WHAT THE EXERCISE ASKS: Without the pictures, reproduce the records that follow exactly.

** BEGIN **

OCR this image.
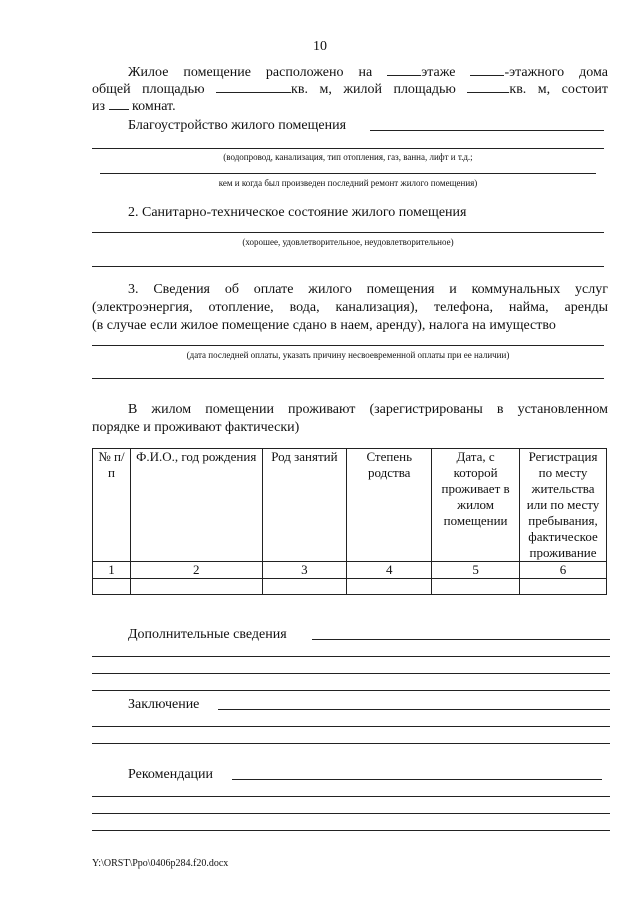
10
Жилое помещение расположено на	этаже	-этажного дома
общей площадью	кв. м, жилой площадью	кв. м, состоит
из комнат.
Благоустройство жилого помещения
(водопровод, канализация, тип отопления, газ, ванна, лифт и т.д.;
кем и когда был произведен последний ремонт жилого помещения)
2. Санитарно-техническое состояние жилого помещения
(хорошее, удовлетворительное, неудовлетворительное)
3. Сведения об оплате жилого помещения и коммунальных услуг
(электроэнергия, отопление, вода, канализация), телефона, найма, аренды
(в случае если жилое помещение сдано в наем, аренду), налога на имущество
(дата последней оплаты, указать причину несвоевременной оплаты при ее наличии)
В жилом помещении проживают (зарегистрированы в установленном
порядке и проживают фактически)
№ п/п	Ф.И.О., год рождения	Род занятий	Степень родства	Дата, с которой проживает в жилом помещении	Регистрация по месту жительства или по месту пребывания, фактическое проживание
1	2	3	4	5	6

Дополнительные сведения
Заключение
Рекомендации
Y:\ORST\Ppo\0406p284.f20.docx
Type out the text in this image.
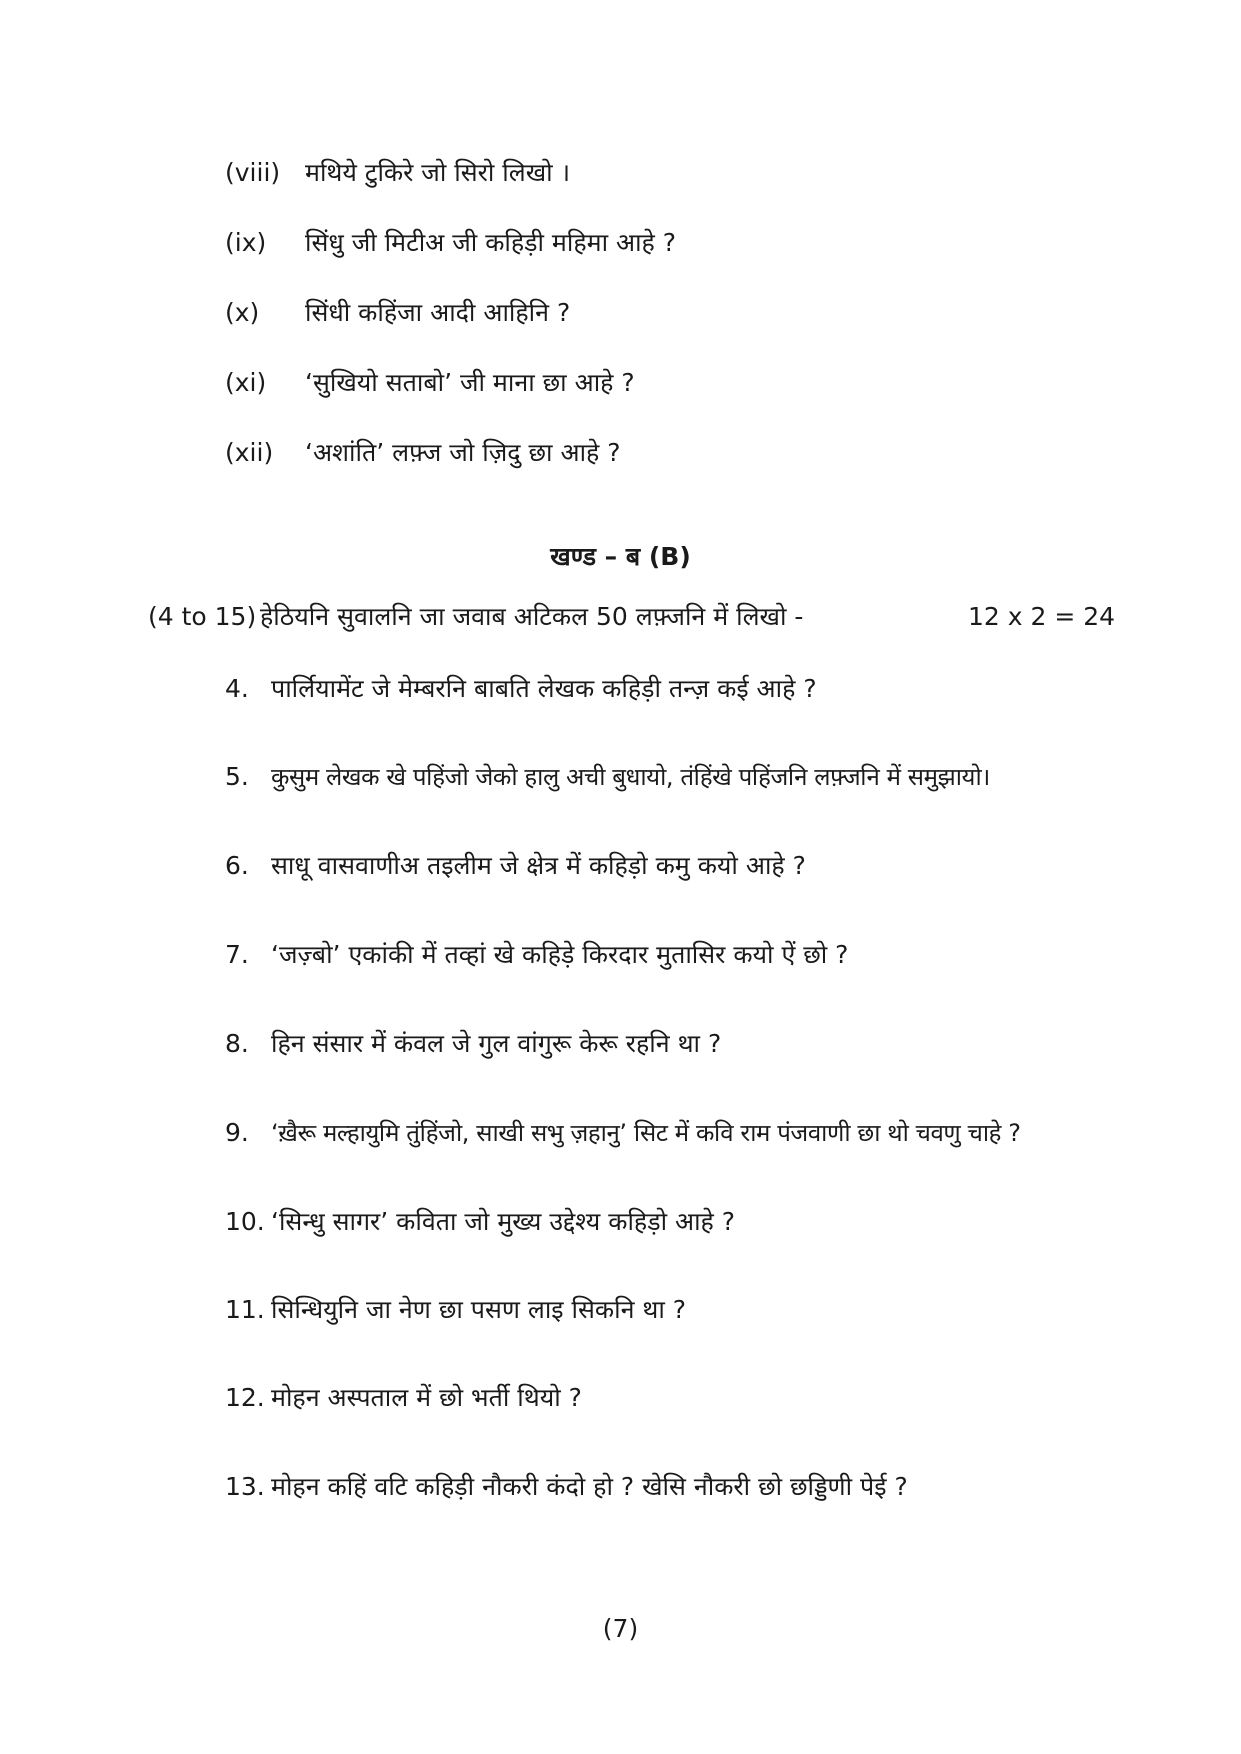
(viii) मथिये टुकिरे जो सिरो लिखो ।
(ix) सिंधु जी मिटीअ जी कहिड़ी महिमा आहे ?
(x) सिंधी कहिंजा आदी आहिनि ?
(xi) ‘सुखियो सताबो’ जी माना छा आहे ?
(xii) ‘अशांति’ लफ़्ज जो ज़िदु छा आहे ?
खण्ड – ब (B)
(4 to 15) हेठियनि सुवालनि जा जवाब अटिकल 50 लफ़्जनि में लिखो -	12 x 2 = 24
4. पार्लियामेंट जे मेम्बरनि बाबति लेखक कहिड़ी तन्ज़ कई आहे ?
5. कुसुम लेखक खे पहिंजो जेको हालु अची बुधायो, तंहिंखे पहिंजनि लफ़्जनि में समुझायो।
6. साधू वासवाणीअ तइलीम जे क्षेत्र में कहिड़ो कमु कयो आहे ?
7. ‘जज़्बो’ एकांकी में तव्हां खे कहिड़े किरदार मुतासिर कयो ऐं छो ?
8. हिन संसार में कंवल जे गुल वांगुरू केरू रहनि था ?
9. ‘ख़ैरू मल्हायुमि तुंहिंजो, साखी सभु ज़हानु’ सिट में कवि राम पंजवाणी छा थो चवणु चाहे ?
10. ‘सिन्धु सागर’ कविता जो मुख्य उद्देश्य कहिड़ो आहे ?
11. सिन्धियुनि जा नेण छा पसण लाइ सिकनि था ?
12. मोहन अस्पताल में छो भर्ती थियो ?
13. मोहन कहिं वटि कहिड़ी नौकरी कंदो हो ? खेसि नौकरी छो छड्डिणी पेई ?
(7)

** END **

ANSWER TO THE TASK:
OCR this image.
10
Жилое помещение расположено на	этаже	-этажного дома
общей площадью	кв. м, жилой площадью	кв. м, состоит
из комнат.
Благоустройство жилого помещения
(водопровод, канализация, тип отопления, газ, ванна, лифт и т.д.;
кем и когда был произведен последний ремонт жилого помещения)
2. Санитарно-техническое состояние жилого помещения
(хорошее, удовлетворительное, неудовлетворительное)
3. Сведения об оплате жилого помещения и коммунальных услуг
(электроэнергия, отопление, вода, канализация), телефона, найма, аренды
(в случае если жилое помещение сдано в наем, аренду), налога на имущество
(дата последней оплаты, указать причину несвоевременной оплаты при ее наличии)
В жилом помещении проживают (зарегистрированы в установленном
порядке и проживают фактически)
№ п/п	Ф.И.О., год рождения	Род занятий	Степень родства	Дата, с которой проживает в жилом помещении	Регистрация по месту жительства или по месту пребывания, фактическое проживание
1	2	3	4	5	6

Дополнительные сведения
Заключение
Рекомендации
Y:\ORST\Ppo\0406p284.f20.docx
Type out the text in this image.
(viii) मथिये टुकिरे जो सिरो लिखो ।
(ix) सिंधु जी मिटीअ जी कहिड़ी महिमा आहे ?
(x) सिंधी कहिंजा आदी आहिनि ?
(xi) ‘सुखियो सताबो’ जी माना छा आहे ?
(xii) ‘अशांति’ लफ़्ज जो ज़िदु छा आहे ?
खण्ड – ब (B)
(4 to 15) हेठियनि सुवालनि जा जवाब अटिकल 50 लफ़्जनि में लिखो -	12 x 2 = 24
4. पार्लियामेंट जे मेम्बरनि बाबति लेखक कहिड़ी तन्ज़ कई आहे ?
5. कुसुम लेखक खे पहिंजो जेको हालु अची बुधायो, तंहिंखे पहिंजनि लफ़्जनि में समुझायो।
6. साधू वासवाणीअ तइलीम जे क्षेत्र में कहिड़ो कमु कयो आहे ?
7. ‘जज़्बो’ एकांकी में तव्हां खे कहिड़े किरदार मुतासिर कयो ऐं छो ?
8. हिन संसार में कंवल जे गुल वांगुरू केरू रहनि था ?
9. ‘ख़ैरू मल्हायुमि तुंहिंजो, साखी सभु ज़हानु’ सिट में कवि राम पंजवाणी छा थो चवणु चाहे ?
10. ‘सिन्धु सागर’ कविता जो मुख्य उद्देश्य कहिड़ो आहे ?
11. सिन्धियुनि जा नेण छा पसण लाइ सिकनि था ?
12. मोहन अस्पताल में छो भर्ती थियो ?
13. मोहन कहिं वटि कहिड़ी नौकरी कंदो हो ? खेसि नौकरी छो छड्डिणी पेई ?
(7)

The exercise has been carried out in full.